• **TASK REQUIREMENTS**
Please retype every one of the lines below without changing anything, and leave the pictures out of your answer.

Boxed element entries
....

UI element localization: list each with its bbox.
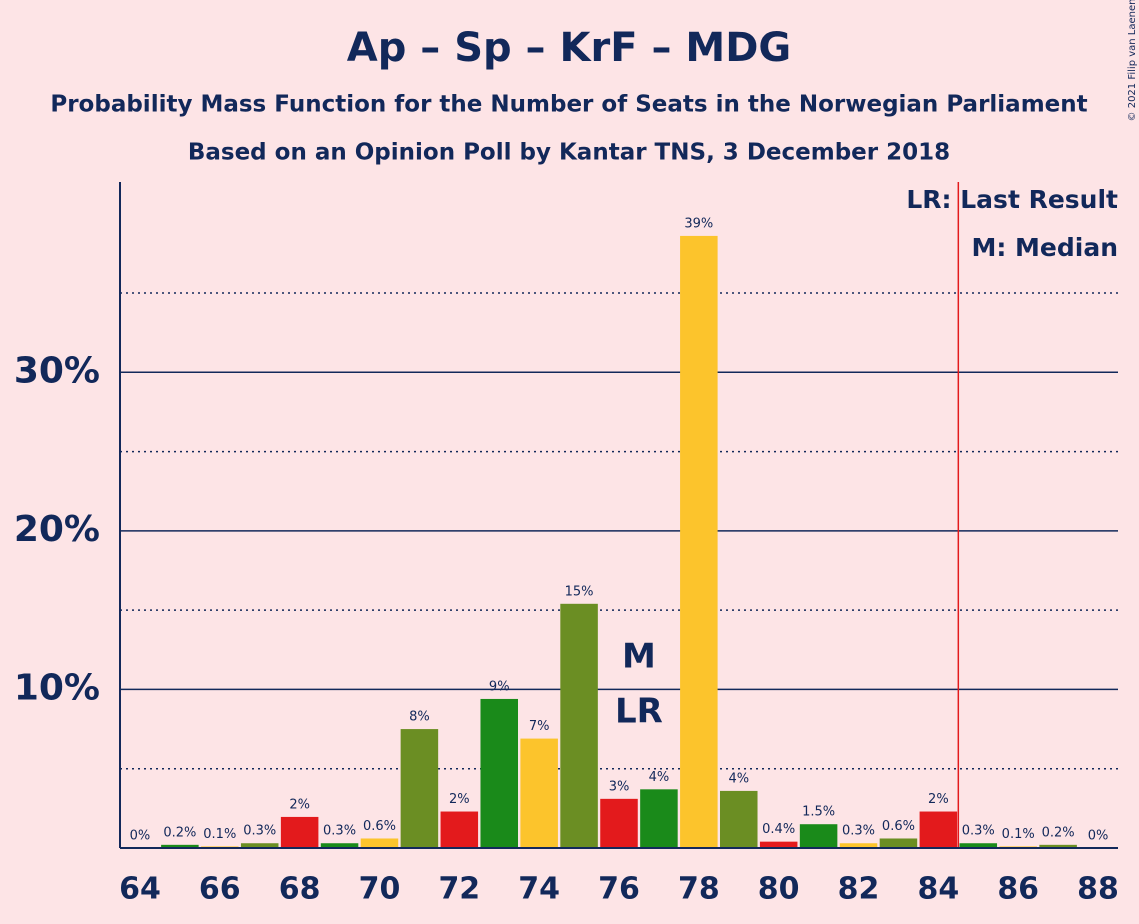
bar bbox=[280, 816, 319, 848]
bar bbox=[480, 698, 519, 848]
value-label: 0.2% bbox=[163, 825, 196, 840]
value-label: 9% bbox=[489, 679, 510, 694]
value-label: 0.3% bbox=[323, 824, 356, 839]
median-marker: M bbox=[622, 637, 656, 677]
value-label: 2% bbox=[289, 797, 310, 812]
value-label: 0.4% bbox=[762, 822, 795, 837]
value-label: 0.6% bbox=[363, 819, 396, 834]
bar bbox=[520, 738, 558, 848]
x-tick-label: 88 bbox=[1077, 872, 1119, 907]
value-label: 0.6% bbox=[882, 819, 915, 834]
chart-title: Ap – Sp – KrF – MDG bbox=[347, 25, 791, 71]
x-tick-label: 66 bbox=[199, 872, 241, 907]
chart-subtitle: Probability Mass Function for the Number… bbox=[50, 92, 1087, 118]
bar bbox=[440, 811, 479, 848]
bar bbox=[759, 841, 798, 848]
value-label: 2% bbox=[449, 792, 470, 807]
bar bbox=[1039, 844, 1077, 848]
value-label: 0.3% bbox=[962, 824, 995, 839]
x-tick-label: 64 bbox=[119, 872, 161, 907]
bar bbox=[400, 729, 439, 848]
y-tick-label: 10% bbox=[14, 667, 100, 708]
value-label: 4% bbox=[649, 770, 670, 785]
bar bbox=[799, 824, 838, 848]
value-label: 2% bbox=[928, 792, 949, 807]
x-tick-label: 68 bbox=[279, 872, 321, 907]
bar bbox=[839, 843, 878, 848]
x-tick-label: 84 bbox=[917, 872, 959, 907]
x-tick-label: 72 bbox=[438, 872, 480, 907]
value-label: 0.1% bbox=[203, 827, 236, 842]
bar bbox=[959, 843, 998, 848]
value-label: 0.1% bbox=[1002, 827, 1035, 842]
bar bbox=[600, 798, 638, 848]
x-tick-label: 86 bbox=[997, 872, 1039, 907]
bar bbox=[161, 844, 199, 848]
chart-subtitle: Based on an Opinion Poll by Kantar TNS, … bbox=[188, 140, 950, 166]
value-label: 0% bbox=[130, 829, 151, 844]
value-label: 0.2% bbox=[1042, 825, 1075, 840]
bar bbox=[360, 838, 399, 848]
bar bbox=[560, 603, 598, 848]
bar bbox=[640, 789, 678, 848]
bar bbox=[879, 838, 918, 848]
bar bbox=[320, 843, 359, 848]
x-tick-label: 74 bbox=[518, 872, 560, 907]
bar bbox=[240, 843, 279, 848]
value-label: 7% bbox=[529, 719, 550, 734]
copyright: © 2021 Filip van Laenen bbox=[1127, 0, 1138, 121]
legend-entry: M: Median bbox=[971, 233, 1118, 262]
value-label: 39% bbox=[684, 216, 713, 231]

....

• **FULL RESPONSE**
UI element localization: list each with its bbox.
bar bbox=[280, 816, 319, 848]
bar bbox=[480, 698, 519, 848]
value-label: 0.2% bbox=[163, 825, 196, 840]
value-label: 9% bbox=[489, 679, 510, 694]
value-label: 0.3% bbox=[323, 824, 356, 839]
median-marker: M bbox=[622, 637, 656, 677]
value-label: 2% bbox=[289, 797, 310, 812]
value-label: 0.4% bbox=[762, 822, 795, 837]
value-label: 0.6% bbox=[363, 819, 396, 834]
bar bbox=[520, 738, 558, 848]
x-tick-label: 88 bbox=[1077, 872, 1119, 907]
value-label: 0.6% bbox=[882, 819, 915, 834]
chart-title: Ap – Sp – KrF – MDG bbox=[347, 25, 791, 71]
x-tick-label: 66 bbox=[199, 872, 241, 907]
chart-subtitle: Probability Mass Function for the Number… bbox=[50, 92, 1087, 118]
bar bbox=[440, 811, 479, 848]
bar bbox=[759, 841, 798, 848]
value-label: 2% bbox=[449, 792, 470, 807]
bar bbox=[1039, 844, 1077, 848]
value-label: 0.3% bbox=[962, 824, 995, 839]
x-tick-label: 64 bbox=[119, 872, 161, 907]
bar bbox=[400, 729, 439, 848]
y-tick-label: 10% bbox=[14, 667, 100, 708]
value-label: 4% bbox=[649, 770, 670, 785]
bar bbox=[799, 824, 838, 848]
value-label: 2% bbox=[928, 792, 949, 807]
x-tick-label: 68 bbox=[279, 872, 321, 907]
bar bbox=[839, 843, 878, 848]
x-tick-label: 84 bbox=[917, 872, 959, 907]
x-tick-label: 72 bbox=[438, 872, 480, 907]
value-label: 0.1% bbox=[203, 827, 236, 842]
bar bbox=[959, 843, 998, 848]
value-label: 0.1% bbox=[1002, 827, 1035, 842]
bar bbox=[600, 798, 638, 848]
x-tick-label: 86 bbox=[997, 872, 1039, 907]
bar bbox=[161, 844, 199, 848]
chart-subtitle: Based on an Opinion Poll by Kantar TNS, … bbox=[188, 140, 950, 166]
value-label: 0% bbox=[130, 829, 151, 844]
value-label: 0.2% bbox=[1042, 825, 1075, 840]
bar bbox=[360, 838, 399, 848]
bar bbox=[560, 603, 598, 848]
bar bbox=[640, 789, 678, 848]
bar bbox=[879, 838, 918, 848]
bar bbox=[320, 843, 359, 848]
x-tick-label: 74 bbox=[518, 872, 560, 907]
bar bbox=[240, 843, 279, 848]
value-label: 7% bbox=[529, 719, 550, 734]
copyright: © 2021 Filip van Laenen bbox=[1127, 0, 1138, 121]
legend-entry: M: Median bbox=[971, 233, 1118, 262]
value-label: 39% bbox=[684, 216, 713, 231]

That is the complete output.